Trecho da página —
• • • •

O estudo também se destaca por conseguir envolver os municípios. “Foi o primeiro plano que ouviu as pessoas de fato, em especial os indígenas. Também fizeram um bom trabalho em apontar os conflitos entre os planos diretores, o Zoneamento Ecológico-Econômico (ZEE) e as unidades de conservação. Trouxeram críticas muito bem fundamentadas ao ZEE e uma metodologia correta, fazendo uma nova proposta de macrozoneamento, respeitando o traçado das aldeias indígenas e unidades de conservação”, enfatiza.

Pedidos analisados

Dividido em cinco fases e 13 produtos o PDS buscou a participação ativa da sociedade em sua elaboração. “Ele não é feito primeiro para depois ser apresentado para validação”, evidencia o arquiteto e urbanista Fabrício Miyagima, da Secretaria Estadual de Planejamento. Ele é o gestor do contrato com o consórcio responsável pela elaboração do PDS.

• • • •

[Itens de um conjunto de dados]
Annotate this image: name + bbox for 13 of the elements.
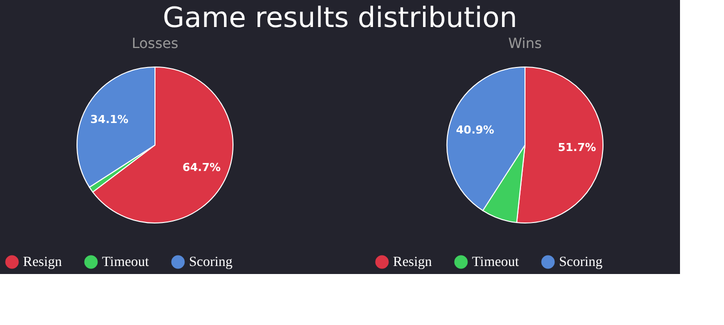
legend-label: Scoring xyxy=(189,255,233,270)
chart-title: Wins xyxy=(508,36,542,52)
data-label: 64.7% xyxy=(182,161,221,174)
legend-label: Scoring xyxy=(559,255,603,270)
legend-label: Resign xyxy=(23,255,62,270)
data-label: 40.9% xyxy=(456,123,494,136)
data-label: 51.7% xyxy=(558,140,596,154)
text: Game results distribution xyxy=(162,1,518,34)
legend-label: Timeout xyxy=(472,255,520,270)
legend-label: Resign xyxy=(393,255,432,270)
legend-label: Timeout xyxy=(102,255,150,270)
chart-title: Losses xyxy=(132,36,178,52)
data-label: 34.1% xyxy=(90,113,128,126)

• • • •

Exercícios —
**A)** Segundo o trecho, quem é o gestor do contrato com o consórcio responsável pela elaboração do PDS?
**B)** Quais são os instrumentos entre os quais, de acordo com o trecho, o estudo apontou conflitos? Liste todos.
**C)** Resuma o trecho em duas frases.

Respostas em ordem —
**A)** O arquiteto e urbanista Fabrício Miyagima, da Secretaria Estadual de Planejamento.

**B)** Planos diretores; Zoneamento Ecológico-Econômico (ZEE); unidades de conservação.

**C)** O estudo se destaca por envolver os municípios e, segundo um depoimento, foi o primeiro plano a ouvir de fato as pessoas, em especial os indígenas, apontando conflitos entre planos diretores, ZEE e unidades de conservação e propondo um novo macrozoneamento. Dividido em cinco fases e 13 produtos, o PDS buscou a participação ativa da sociedade em sua elaboração, conforme destaca Fabrício Miyagima, da Secretaria Estadual de Planejamento.